--- WRITTEN INSTRUCTION ---
Leave out the pictures and copy each record below exactly.

# RECORDS FOR THIS EXERCISE start

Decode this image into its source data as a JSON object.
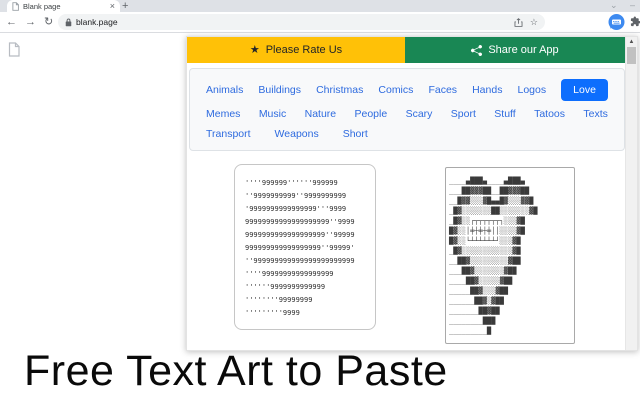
{
  "browser": {
    "tab": {
      "title": "Blank page",
      "close_icon": "×"
    },
    "new_tab_icon": "+",
    "window_controls": {
      "chevron_icon": "⌄",
      "minimize_icon": "–"
    },
    "nav": {
      "back_icon": "←",
      "forward_icon": "→",
      "reload_icon": "↻"
    },
    "omnibox": {
      "url": "blank.page"
    },
    "bookmark_icon": "☆"
  },
  "page": {
    "heading": "Free Text Art to Paste"
  },
  "popup": {
    "banner": {
      "rate_icon": "★",
      "rate_label": "Please Rate Us",
      "share_label": "Share our App"
    },
    "categories": {
      "row1": [
        "Animals",
        "Buildings",
        "Christmas",
        "Comics",
        "Faces",
        "Hands",
        "Logos"
      ],
      "active": "Love",
      "row2": [
        "Memes",
        "Music",
        "Nature",
        "People",
        "Scary",
        "Sport",
        "Stuff",
        "Tatoos",
        "Texts"
      ],
      "row3": [
        "Transport",
        "Weapons",
        "Short"
      ]
    },
    "arts": {
      "heart_nine": "''''999999''''''999999\n''9999999999''9999999999\n'9999999999999999'''9999\n99999999999999999999''9999\n9999999999999999999''99999\n999999999999999999''99999'\n''999999999999999999999999\n''''99999999999999999\n''''''9999999999999\n''''''''99999999\n'''''''''9999",
      "heart_block": "____▄███▄____▄███▄\n___██▓▓▓██__██▓▓▓██\n__█▓▓░░░▓█▄▄█▓░░░▓▓█\n_█▓░░░░░░░██░░░░░░░▓█\n_█▓░░┌┬┬┬┬┬┬┐░░░▓█\n█▓░░│╪┼╪┼╪││░░░░▓█\n█▓░░└┴┴┴┴┴┴┘░░░▓█\n_█▓░░░░░░░░░░░░▓█\n__██▓░░░░░░░░░▓██\n___██▓░░░░░░░▓██\n____██▓░░░░░▓██\n_____██▓░░░▓██\n______██▓░▓██\n_______██▓██\n________███\n_________█"
    },
    "scrollbar": {
      "up_icon": "▲"
    }
  },
  "colors": {
    "rate_yellow": "#ffc107",
    "share_green": "#198754",
    "link_blue": "#2e6bdf",
    "active_blue": "#0d6efd",
    "tabstrip_gray": "#dee1e6",
    "panel_gray": "#f8f9fa"
  }
}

# RECORDS FOR THIS EXERCISE end

--- REPLY TO THE EXERCISE ---
Decode this image into its source data as a JSON object.
{
  "browser": {
    "tab": {
      "title": "Blank page",
      "close_icon": "×"
    },
    "new_tab_icon": "+",
    "window_controls": {
      "chevron_icon": "⌄",
      "minimize_icon": "–"
    },
    "nav": {
      "back_icon": "←",
      "forward_icon": "→",
      "reload_icon": "↻"
    },
    "omnibox": {
      "url": "blank.page"
    },
    "bookmark_icon": "☆"
  },
  "page": {
    "heading": "Free Text Art to Paste"
  },
  "popup": {
    "banner": {
      "rate_icon": "★",
      "rate_label": "Please Rate Us",
      "share_label": "Share our App"
    },
    "categories": {
      "row1": [
        "Animals",
        "Buildings",
        "Christmas",
        "Comics",
        "Faces",
        "Hands",
        "Logos"
      ],
      "active": "Love",
      "row2": [
        "Memes",
        "Music",
        "Nature",
        "People",
        "Scary",
        "Sport",
        "Stuff",
        "Tatoos",
        "Texts"
      ],
      "row3": [
        "Transport",
        "Weapons",
        "Short"
      ]
    },
    "arts": {
      "heart_nine": "''''999999''''''999999\n''9999999999''9999999999\n'9999999999999999'''9999\n99999999999999999999''9999\n9999999999999999999''99999\n999999999999999999''99999'\n''999999999999999999999999\n''''99999999999999999\n''''''9999999999999\n''''''''99999999\n'''''''''9999",
      "heart_block": "____▄███▄____▄███▄\n___██▓▓▓██__██▓▓▓██\n__█▓▓░░░▓█▄▄█▓░░░▓▓█\n_█▓░░░░░░░██░░░░░░░▓█\n_█▓░░┌┬┬┬┬┬┬┐░░░▓█\n█▓░░│╪┼╪┼╪││░░░░▓█\n█▓░░└┴┴┴┴┴┴┘░░░▓█\n_█▓░░░░░░░░░░░░▓█\n__██▓░░░░░░░░░▓██\n___██▓░░░░░░░▓██\n____██▓░░░░░▓██\n_____██▓░░░▓██\n______██▓░▓██\n_______██▓██\n________███\n_________█"
    },
    "scrollbar": {
      "up_icon": "▲"
    }
  },
  "colors": {
    "rate_yellow": "#ffc107",
    "share_green": "#198754",
    "link_blue": "#2e6bdf",
    "active_blue": "#0d6efd",
    "tabstrip_gray": "#dee1e6",
    "panel_gray": "#f8f9fa"
  }
}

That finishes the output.